- [SET EXERCISE]: Pictures are not part of the copy; repeat everything else in the records exactly.

- [EXTRACTED INFORMATION]:
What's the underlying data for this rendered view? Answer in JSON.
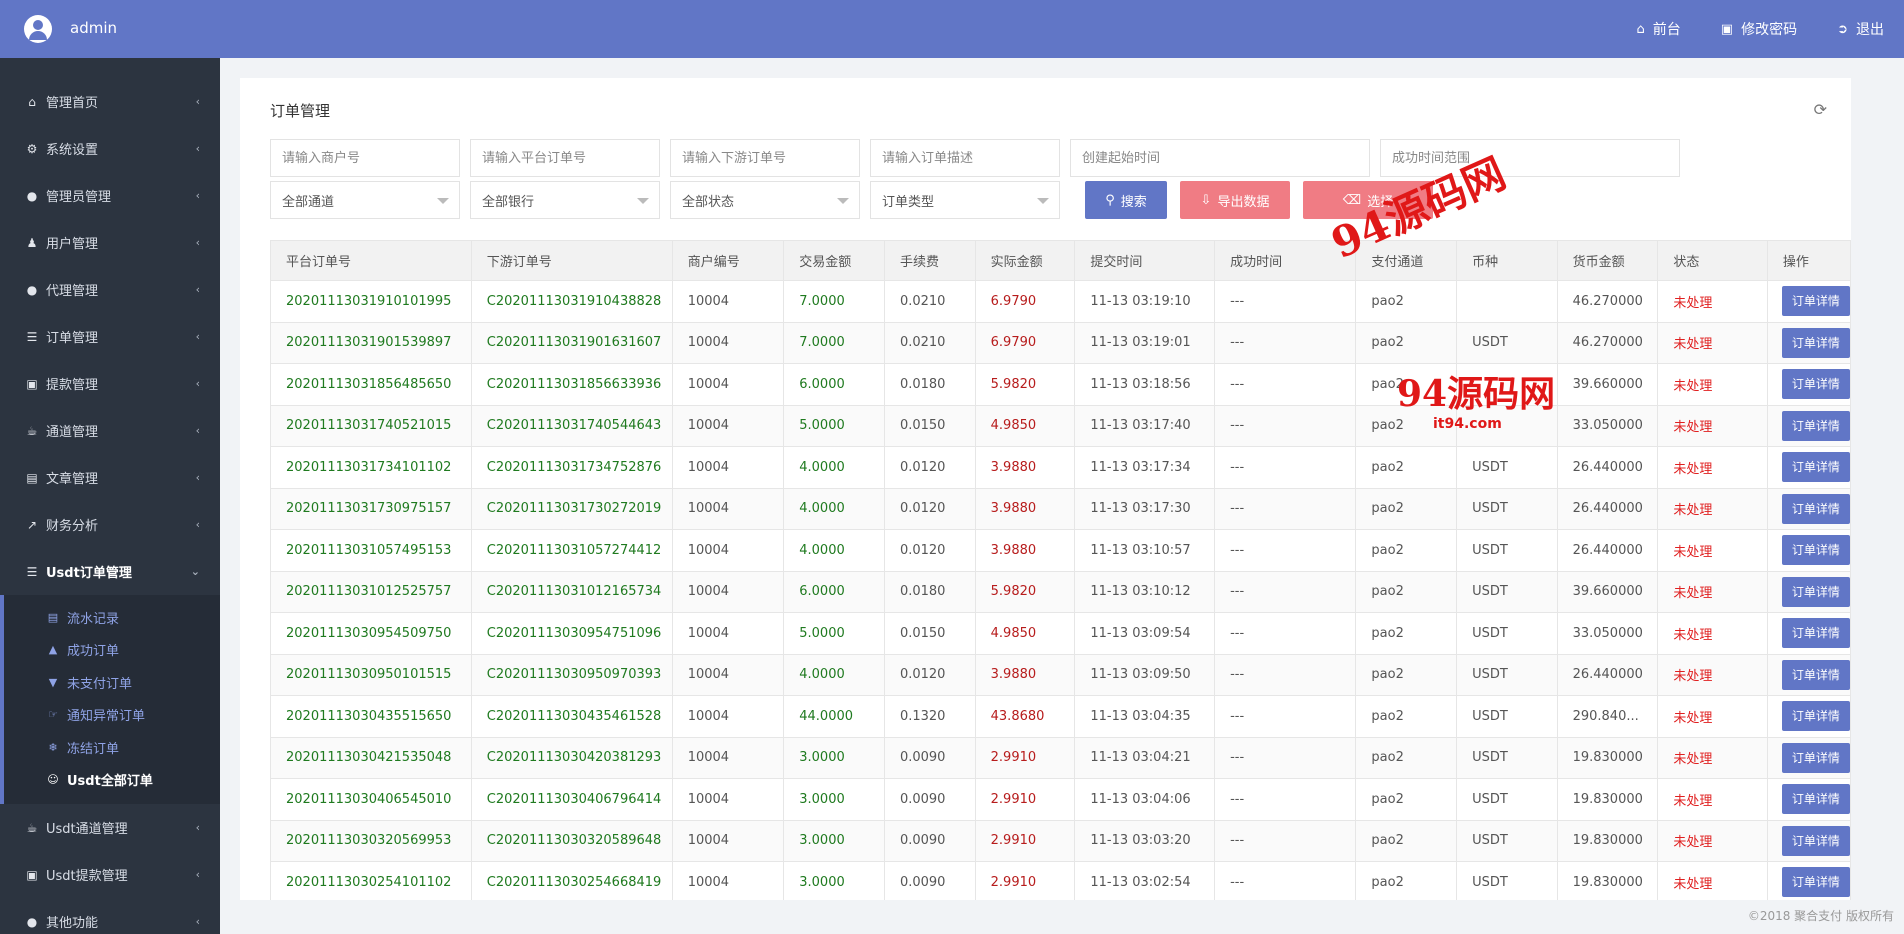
{
  "topbar": {
    "username": "admin",
    "links": [
      {
        "icon": "home-icon",
        "label": "前台"
      },
      {
        "icon": "lock-icon",
        "label": "修改密码"
      },
      {
        "icon": "sign-out-icon",
        "label": "退出"
      }
    ]
  },
  "sidebar": {
    "items": [
      {
        "icon": "home-icon",
        "label": "管理首页"
      },
      {
        "icon": "gears-icon",
        "label": "系统设置"
      },
      {
        "icon": "user-circle-icon",
        "label": "管理员管理"
      },
      {
        "icon": "users-icon",
        "label": "用户管理"
      },
      {
        "icon": "user-circle-icon",
        "label": "代理管理"
      },
      {
        "icon": "list-icon",
        "label": "订单管理"
      },
      {
        "icon": "lock-icon",
        "label": "提款管理"
      },
      {
        "icon": "bank-icon",
        "label": "通道管理"
      },
      {
        "icon": "book-icon",
        "label": "文章管理"
      },
      {
        "icon": "chart-icon",
        "label": "财务分析"
      },
      {
        "icon": "list-icon",
        "label": "Usdt订单管理"
      }
    ],
    "submenu": [
      {
        "icon": "list-alt-icon",
        "label": "流水记录"
      },
      {
        "icon": "thumbs-up-icon",
        "label": "成功订单"
      },
      {
        "icon": "thumbs-down-icon",
        "label": "未支付订单"
      },
      {
        "icon": "hand-pointer-icon",
        "label": "通知异常订单"
      },
      {
        "icon": "snowflake-icon",
        "label": "冻结订单"
      },
      {
        "icon": "smile-icon",
        "label": "Usdt全部订单"
      }
    ],
    "items_after": [
      {
        "icon": "bank-icon",
        "label": "Usdt通道管理"
      },
      {
        "icon": "lock-icon",
        "label": "Usdt提款管理"
      },
      {
        "icon": "user-circle-icon",
        "label": "其他功能"
      }
    ]
  },
  "panel": {
    "title": "订单管理",
    "filters": {
      "merchant_placeholder": "请输入商户号",
      "platform_order_placeholder": "请输入平台订单号",
      "downstream_order_placeholder": "请输入下游订单号",
      "order_desc_placeholder": "请输入订单描述",
      "create_start_placeholder": "创建起始时间",
      "success_time_placeholder": "成功时间范围",
      "channel_select": "全部通道",
      "bank_select": "全部银行",
      "status_select": "全部状态",
      "type_select": "订单类型"
    },
    "buttons": {
      "search": "搜索",
      "export": "导出数据",
      "batch": "选择"
    }
  },
  "table": {
    "headers": [
      "平台订单号",
      "下游订单号",
      "商户编号",
      "交易金额",
      "手续费",
      "实际金额",
      "提交时间",
      "成功时间",
      "支付通道",
      "币种",
      "货币金额",
      "状态",
      "操作"
    ],
    "detail_label": "订单详情",
    "rows": [
      [
        "20201113031910101995",
        "C20201113031910438828",
        "10004",
        "7.0000",
        "0.0210",
        "6.9790",
        "11-13 03:19:10",
        "---",
        "pao2",
        "",
        "46.270000",
        "未处理"
      ],
      [
        "20201113031901539897",
        "C20201113031901631607",
        "10004",
        "7.0000",
        "0.0210",
        "6.9790",
        "11-13 03:19:01",
        "---",
        "pao2",
        "USDT",
        "46.270000",
        "未处理"
      ],
      [
        "20201113031856485650",
        "C20201113031856633936",
        "10004",
        "6.0000",
        "0.0180",
        "5.9820",
        "11-13 03:18:56",
        "---",
        "pao2",
        "",
        "39.660000",
        "未处理"
      ],
      [
        "20201113031740521015",
        "C20201113031740544643",
        "10004",
        "5.0000",
        "0.0150",
        "4.9850",
        "11-13 03:17:40",
        "---",
        "pao2",
        "",
        "33.050000",
        "未处理"
      ],
      [
        "20201113031734101102",
        "C20201113031734752876",
        "10004",
        "4.0000",
        "0.0120",
        "3.9880",
        "11-13 03:17:34",
        "---",
        "pao2",
        "USDT",
        "26.440000",
        "未处理"
      ],
      [
        "20201113031730975157",
        "C20201113031730272019",
        "10004",
        "4.0000",
        "0.0120",
        "3.9880",
        "11-13 03:17:30",
        "---",
        "pao2",
        "USDT",
        "26.440000",
        "未处理"
      ],
      [
        "20201113031057495153",
        "C20201113031057274412",
        "10004",
        "4.0000",
        "0.0120",
        "3.9880",
        "11-13 03:10:57",
        "---",
        "pao2",
        "USDT",
        "26.440000",
        "未处理"
      ],
      [
        "20201113031012525757",
        "C20201113031012165734",
        "10004",
        "6.0000",
        "0.0180",
        "5.9820",
        "11-13 03:10:12",
        "---",
        "pao2",
        "USDT",
        "39.660000",
        "未处理"
      ],
      [
        "20201113030954509750",
        "C20201113030954751096",
        "10004",
        "5.0000",
        "0.0150",
        "4.9850",
        "11-13 03:09:54",
        "---",
        "pao2",
        "USDT",
        "33.050000",
        "未处理"
      ],
      [
        "20201113030950101515",
        "C20201113030950970393",
        "10004",
        "4.0000",
        "0.0120",
        "3.9880",
        "11-13 03:09:50",
        "---",
        "pao2",
        "USDT",
        "26.440000",
        "未处理"
      ],
      [
        "20201113030435515650",
        "C20201113030435461528",
        "10004",
        "44.0000",
        "0.1320",
        "43.8680",
        "11-13 03:04:35",
        "---",
        "pao2",
        "USDT",
        "290.840...",
        "未处理"
      ],
      [
        "20201113030421535048",
        "C20201113030420381293",
        "10004",
        "3.0000",
        "0.0090",
        "2.9910",
        "11-13 03:04:21",
        "---",
        "pao2",
        "USDT",
        "19.830000",
        "未处理"
      ],
      [
        "20201113030406545010",
        "C20201113030406796414",
        "10004",
        "3.0000",
        "0.0090",
        "2.9910",
        "11-13 03:04:06",
        "---",
        "pao2",
        "USDT",
        "19.830000",
        "未处理"
      ],
      [
        "20201113030320569953",
        "C20201113030320589648",
        "10004",
        "3.0000",
        "0.0090",
        "2.9910",
        "11-13 03:03:20",
        "---",
        "pao2",
        "USDT",
        "19.830000",
        "未处理"
      ],
      [
        "20201113030254101102",
        "C20201113030254668419",
        "10004",
        "3.0000",
        "0.0090",
        "2.9910",
        "11-13 03:02:54",
        "---",
        "pao2",
        "USDT",
        "19.830000",
        "未处理"
      ]
    ]
  },
  "footer": "©2018 聚合支付 版权所有",
  "watermark": {
    "line1": "94源码网",
    "line2": "94源码网",
    "line3": "it94.com"
  },
  "colors": {
    "accent": "#6176c6",
    "sidebar": "#2c3440",
    "danger_button": "#f07c84",
    "status": "#e02020"
  }
}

- [THE RESULT]:
What's the underlying data for this rendered view? Answer in JSON.
{
  "topbar": {
    "username": "admin",
    "links": [
      {
        "icon": "home-icon",
        "label": "前台"
      },
      {
        "icon": "lock-icon",
        "label": "修改密码"
      },
      {
        "icon": "sign-out-icon",
        "label": "退出"
      }
    ]
  },
  "sidebar": {
    "items": [
      {
        "icon": "home-icon",
        "label": "管理首页"
      },
      {
        "icon": "gears-icon",
        "label": "系统设置"
      },
      {
        "icon": "user-circle-icon",
        "label": "管理员管理"
      },
      {
        "icon": "users-icon",
        "label": "用户管理"
      },
      {
        "icon": "user-circle-icon",
        "label": "代理管理"
      },
      {
        "icon": "list-icon",
        "label": "订单管理"
      },
      {
        "icon": "lock-icon",
        "label": "提款管理"
      },
      {
        "icon": "bank-icon",
        "label": "通道管理"
      },
      {
        "icon": "book-icon",
        "label": "文章管理"
      },
      {
        "icon": "chart-icon",
        "label": "财务分析"
      },
      {
        "icon": "list-icon",
        "label": "Usdt订单管理"
      }
    ],
    "submenu": [
      {
        "icon": "list-alt-icon",
        "label": "流水记录"
      },
      {
        "icon": "thumbs-up-icon",
        "label": "成功订单"
      },
      {
        "icon": "thumbs-down-icon",
        "label": "未支付订单"
      },
      {
        "icon": "hand-pointer-icon",
        "label": "通知异常订单"
      },
      {
        "icon": "snowflake-icon",
        "label": "冻结订单"
      },
      {
        "icon": "smile-icon",
        "label": "Usdt全部订单"
      }
    ],
    "items_after": [
      {
        "icon": "bank-icon",
        "label": "Usdt通道管理"
      },
      {
        "icon": "lock-icon",
        "label": "Usdt提款管理"
      },
      {
        "icon": "user-circle-icon",
        "label": "其他功能"
      }
    ]
  },
  "panel": {
    "title": "订单管理",
    "filters": {
      "merchant_placeholder": "请输入商户号",
      "platform_order_placeholder": "请输入平台订单号",
      "downstream_order_placeholder": "请输入下游订单号",
      "order_desc_placeholder": "请输入订单描述",
      "create_start_placeholder": "创建起始时间",
      "success_time_placeholder": "成功时间范围",
      "channel_select": "全部通道",
      "bank_select": "全部银行",
      "status_select": "全部状态",
      "type_select": "订单类型"
    },
    "buttons": {
      "search": "搜索",
      "export": "导出数据",
      "batch": "选择"
    }
  },
  "table": {
    "headers": [
      "平台订单号",
      "下游订单号",
      "商户编号",
      "交易金额",
      "手续费",
      "实际金额",
      "提交时间",
      "成功时间",
      "支付通道",
      "币种",
      "货币金额",
      "状态",
      "操作"
    ],
    "detail_label": "订单详情",
    "rows": [
      [
        "20201113031910101995",
        "C20201113031910438828",
        "10004",
        "7.0000",
        "0.0210",
        "6.9790",
        "11-13 03:19:10",
        "---",
        "pao2",
        "",
        "46.270000",
        "未处理"
      ],
      [
        "20201113031901539897",
        "C20201113031901631607",
        "10004",
        "7.0000",
        "0.0210",
        "6.9790",
        "11-13 03:19:01",
        "---",
        "pao2",
        "USDT",
        "46.270000",
        "未处理"
      ],
      [
        "20201113031856485650",
        "C20201113031856633936",
        "10004",
        "6.0000",
        "0.0180",
        "5.9820",
        "11-13 03:18:56",
        "---",
        "pao2",
        "",
        "39.660000",
        "未处理"
      ],
      [
        "20201113031740521015",
        "C20201113031740544643",
        "10004",
        "5.0000",
        "0.0150",
        "4.9850",
        "11-13 03:17:40",
        "---",
        "pao2",
        "",
        "33.050000",
        "未处理"
      ],
      [
        "20201113031734101102",
        "C20201113031734752876",
        "10004",
        "4.0000",
        "0.0120",
        "3.9880",
        "11-13 03:17:34",
        "---",
        "pao2",
        "USDT",
        "26.440000",
        "未处理"
      ],
      [
        "20201113031730975157",
        "C20201113031730272019",
        "10004",
        "4.0000",
        "0.0120",
        "3.9880",
        "11-13 03:17:30",
        "---",
        "pao2",
        "USDT",
        "26.440000",
        "未处理"
      ],
      [
        "20201113031057495153",
        "C20201113031057274412",
        "10004",
        "4.0000",
        "0.0120",
        "3.9880",
        "11-13 03:10:57",
        "---",
        "pao2",
        "USDT",
        "26.440000",
        "未处理"
      ],
      [
        "20201113031012525757",
        "C20201113031012165734",
        "10004",
        "6.0000",
        "0.0180",
        "5.9820",
        "11-13 03:10:12",
        "---",
        "pao2",
        "USDT",
        "39.660000",
        "未处理"
      ],
      [
        "20201113030954509750",
        "C20201113030954751096",
        "10004",
        "5.0000",
        "0.0150",
        "4.9850",
        "11-13 03:09:54",
        "---",
        "pao2",
        "USDT",
        "33.050000",
        "未处理"
      ],
      [
        "20201113030950101515",
        "C20201113030950970393",
        "10004",
        "4.0000",
        "0.0120",
        "3.9880",
        "11-13 03:09:50",
        "---",
        "pao2",
        "USDT",
        "26.440000",
        "未处理"
      ],
      [
        "20201113030435515650",
        "C20201113030435461528",
        "10004",
        "44.0000",
        "0.1320",
        "43.8680",
        "11-13 03:04:35",
        "---",
        "pao2",
        "USDT",
        "290.840...",
        "未处理"
      ],
      [
        "20201113030421535048",
        "C20201113030420381293",
        "10004",
        "3.0000",
        "0.0090",
        "2.9910",
        "11-13 03:04:21",
        "---",
        "pao2",
        "USDT",
        "19.830000",
        "未处理"
      ],
      [
        "20201113030406545010",
        "C20201113030406796414",
        "10004",
        "3.0000",
        "0.0090",
        "2.9910",
        "11-13 03:04:06",
        "---",
        "pao2",
        "USDT",
        "19.830000",
        "未处理"
      ],
      [
        "20201113030320569953",
        "C20201113030320589648",
        "10004",
        "3.0000",
        "0.0090",
        "2.9910",
        "11-13 03:03:20",
        "---",
        "pao2",
        "USDT",
        "19.830000",
        "未处理"
      ],
      [
        "20201113030254101102",
        "C20201113030254668419",
        "10004",
        "3.0000",
        "0.0090",
        "2.9910",
        "11-13 03:02:54",
        "---",
        "pao2",
        "USDT",
        "19.830000",
        "未处理"
      ]
    ]
  },
  "footer": "©2018 聚合支付 版权所有",
  "watermark": {
    "line1": "94源码网",
    "line2": "94源码网",
    "line3": "it94.com"
  },
  "colors": {
    "accent": "#6176c6",
    "sidebar": "#2c3440",
    "danger_button": "#f07c84",
    "status": "#e02020"
  }
}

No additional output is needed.